Requirement:
In the entries that follow, count each line containing "text" and state the total, nothing more.
:: The records
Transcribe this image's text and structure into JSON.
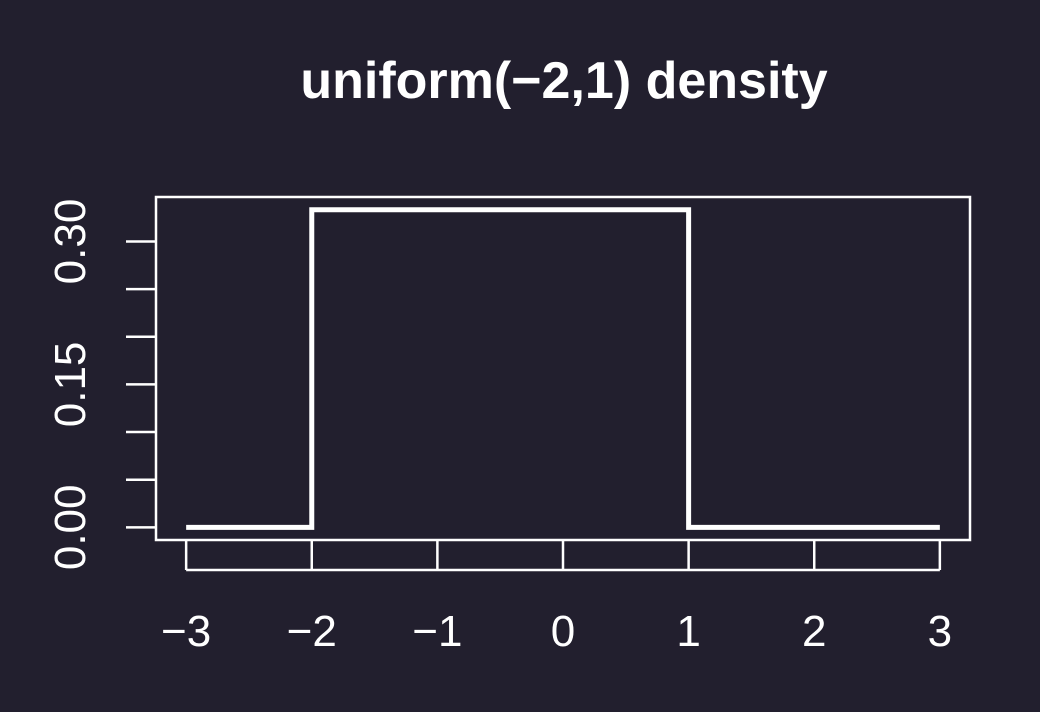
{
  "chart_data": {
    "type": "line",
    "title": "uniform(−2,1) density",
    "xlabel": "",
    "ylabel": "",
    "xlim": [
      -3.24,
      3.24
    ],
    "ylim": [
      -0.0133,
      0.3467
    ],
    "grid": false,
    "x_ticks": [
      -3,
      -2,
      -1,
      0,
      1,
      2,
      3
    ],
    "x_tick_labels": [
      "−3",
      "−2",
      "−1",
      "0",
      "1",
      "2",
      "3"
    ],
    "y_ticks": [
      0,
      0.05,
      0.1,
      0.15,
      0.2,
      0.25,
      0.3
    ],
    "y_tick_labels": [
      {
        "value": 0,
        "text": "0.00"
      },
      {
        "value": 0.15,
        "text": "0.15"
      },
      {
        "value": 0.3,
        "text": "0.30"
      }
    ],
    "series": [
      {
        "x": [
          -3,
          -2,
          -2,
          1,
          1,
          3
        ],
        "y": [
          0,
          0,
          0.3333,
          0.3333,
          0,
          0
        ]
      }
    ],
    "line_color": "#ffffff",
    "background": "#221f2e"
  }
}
::::
:: The records
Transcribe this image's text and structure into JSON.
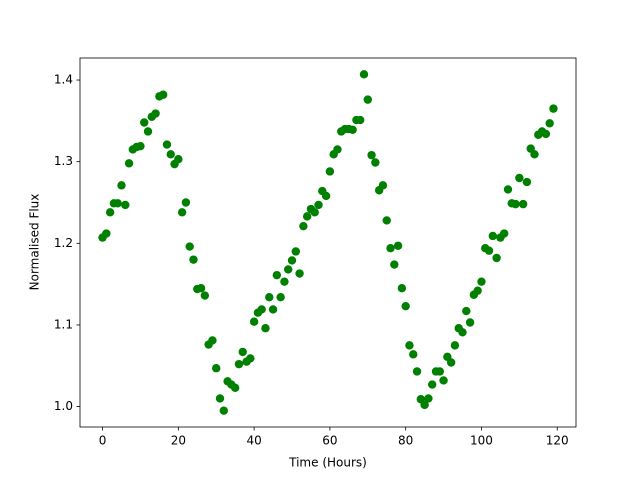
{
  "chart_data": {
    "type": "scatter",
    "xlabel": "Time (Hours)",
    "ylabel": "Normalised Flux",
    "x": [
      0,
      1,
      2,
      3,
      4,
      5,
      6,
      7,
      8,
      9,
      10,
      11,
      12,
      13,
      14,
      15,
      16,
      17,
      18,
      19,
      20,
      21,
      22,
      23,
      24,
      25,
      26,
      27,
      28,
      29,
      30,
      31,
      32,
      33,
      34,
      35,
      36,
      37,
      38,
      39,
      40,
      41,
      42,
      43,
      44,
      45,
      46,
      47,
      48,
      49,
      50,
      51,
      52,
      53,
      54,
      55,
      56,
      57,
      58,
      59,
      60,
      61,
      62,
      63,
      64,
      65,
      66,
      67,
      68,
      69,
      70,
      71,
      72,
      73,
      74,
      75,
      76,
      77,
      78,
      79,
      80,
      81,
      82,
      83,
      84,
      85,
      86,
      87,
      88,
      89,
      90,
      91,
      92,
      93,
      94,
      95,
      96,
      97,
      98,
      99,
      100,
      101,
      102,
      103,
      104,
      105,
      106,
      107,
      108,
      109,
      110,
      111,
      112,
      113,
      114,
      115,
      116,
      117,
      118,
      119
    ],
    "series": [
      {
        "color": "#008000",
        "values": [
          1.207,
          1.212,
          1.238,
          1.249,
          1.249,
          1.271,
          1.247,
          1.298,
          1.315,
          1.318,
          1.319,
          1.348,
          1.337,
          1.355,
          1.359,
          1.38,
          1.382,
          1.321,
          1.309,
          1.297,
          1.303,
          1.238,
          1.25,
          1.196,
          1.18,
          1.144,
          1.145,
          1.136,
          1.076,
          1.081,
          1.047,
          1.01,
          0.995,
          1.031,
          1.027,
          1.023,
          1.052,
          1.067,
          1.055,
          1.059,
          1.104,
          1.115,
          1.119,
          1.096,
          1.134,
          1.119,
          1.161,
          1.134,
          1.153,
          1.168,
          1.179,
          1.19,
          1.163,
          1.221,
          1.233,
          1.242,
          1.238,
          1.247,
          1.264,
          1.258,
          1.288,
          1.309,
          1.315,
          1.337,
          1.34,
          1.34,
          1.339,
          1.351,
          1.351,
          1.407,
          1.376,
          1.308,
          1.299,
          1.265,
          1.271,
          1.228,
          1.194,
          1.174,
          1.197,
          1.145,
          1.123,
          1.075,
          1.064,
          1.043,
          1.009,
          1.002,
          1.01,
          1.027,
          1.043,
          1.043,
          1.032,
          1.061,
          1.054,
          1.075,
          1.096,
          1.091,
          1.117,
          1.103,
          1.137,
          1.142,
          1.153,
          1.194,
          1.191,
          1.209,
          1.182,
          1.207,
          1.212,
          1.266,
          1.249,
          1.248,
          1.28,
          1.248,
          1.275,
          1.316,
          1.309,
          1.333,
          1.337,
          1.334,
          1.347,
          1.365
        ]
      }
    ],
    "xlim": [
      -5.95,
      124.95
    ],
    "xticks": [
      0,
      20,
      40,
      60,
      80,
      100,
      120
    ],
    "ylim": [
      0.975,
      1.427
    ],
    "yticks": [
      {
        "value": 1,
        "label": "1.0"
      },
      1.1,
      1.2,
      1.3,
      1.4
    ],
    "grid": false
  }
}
::::
Task answer:
5